STATED EXERCISE
Copy the data exactly; pictures stay out of the copy.

Dataset records:
--- Start ---
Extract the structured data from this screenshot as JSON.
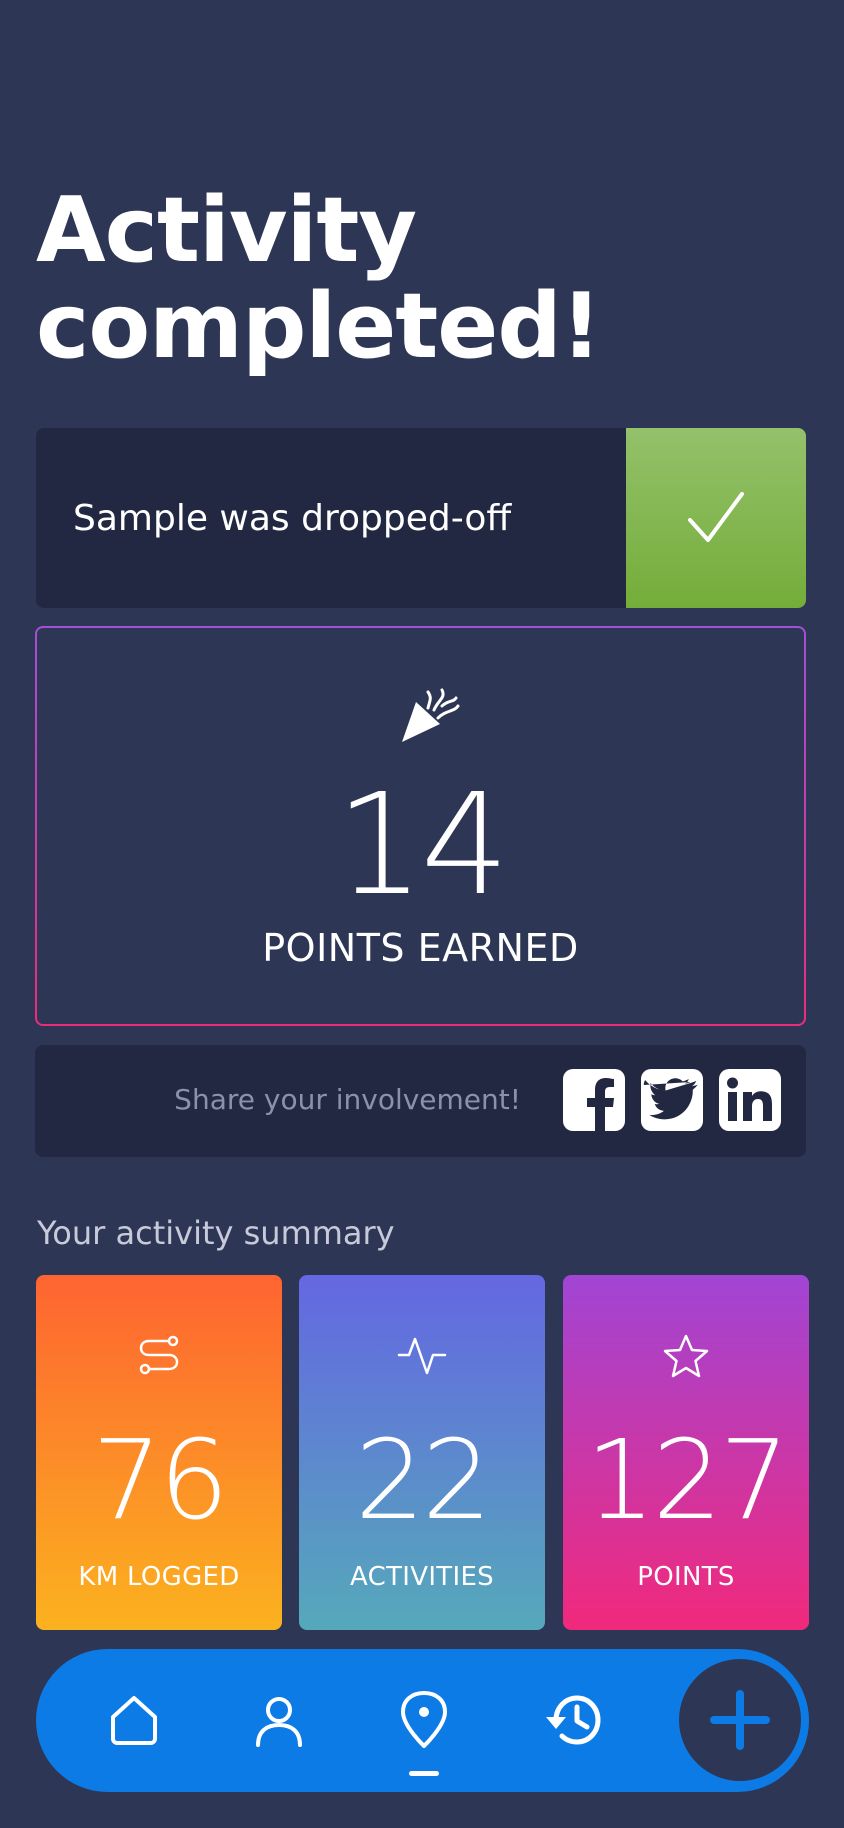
{
  "header": {
    "title_line1": "Activity",
    "title_line2": "completed!"
  },
  "status": {
    "message": "Sample was dropped-off",
    "icon": "check-icon",
    "color": "#7db046"
  },
  "points": {
    "icon": "party-popper-icon",
    "value": "14",
    "label": "POINTS EARNED"
  },
  "share": {
    "prompt": "Share your involvement!",
    "networks": [
      {
        "name": "facebook-icon"
      },
      {
        "name": "twitter-icon"
      },
      {
        "name": "linkedin-icon"
      }
    ]
  },
  "summary": {
    "label": "Your activity summary",
    "tiles": [
      {
        "icon": "route-icon",
        "value": "76",
        "label": "KM LOGGED"
      },
      {
        "icon": "pulse-icon",
        "value": "22",
        "label": "ACTIVITIES"
      },
      {
        "icon": "star-icon",
        "value": "127",
        "label": "POINTS"
      }
    ]
  },
  "nav": {
    "items": [
      {
        "icon": "home-icon"
      },
      {
        "icon": "user-icon"
      },
      {
        "icon": "location-pin-icon",
        "active": true
      },
      {
        "icon": "history-icon"
      }
    ],
    "fab_icon": "plus-icon",
    "accent": "#0d7be6"
  }
}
--- End ---
REPLY TO THE EXERCISE
Extract the structured data from this screenshot as JSON.
{
  "header": {
    "title_line1": "Activity",
    "title_line2": "completed!"
  },
  "status": {
    "message": "Sample was dropped-off",
    "icon": "check-icon",
    "color": "#7db046"
  },
  "points": {
    "icon": "party-popper-icon",
    "value": "14",
    "label": "POINTS EARNED"
  },
  "share": {
    "prompt": "Share your involvement!",
    "networks": [
      {
        "name": "facebook-icon"
      },
      {
        "name": "twitter-icon"
      },
      {
        "name": "linkedin-icon"
      }
    ]
  },
  "summary": {
    "label": "Your activity summary",
    "tiles": [
      {
        "icon": "route-icon",
        "value": "76",
        "label": "KM LOGGED"
      },
      {
        "icon": "pulse-icon",
        "value": "22",
        "label": "ACTIVITIES"
      },
      {
        "icon": "star-icon",
        "value": "127",
        "label": "POINTS"
      }
    ]
  },
  "nav": {
    "items": [
      {
        "icon": "home-icon"
      },
      {
        "icon": "user-icon"
      },
      {
        "icon": "location-pin-icon",
        "active": true
      },
      {
        "icon": "history-icon"
      }
    ],
    "fab_icon": "plus-icon",
    "accent": "#0d7be6"
  }
}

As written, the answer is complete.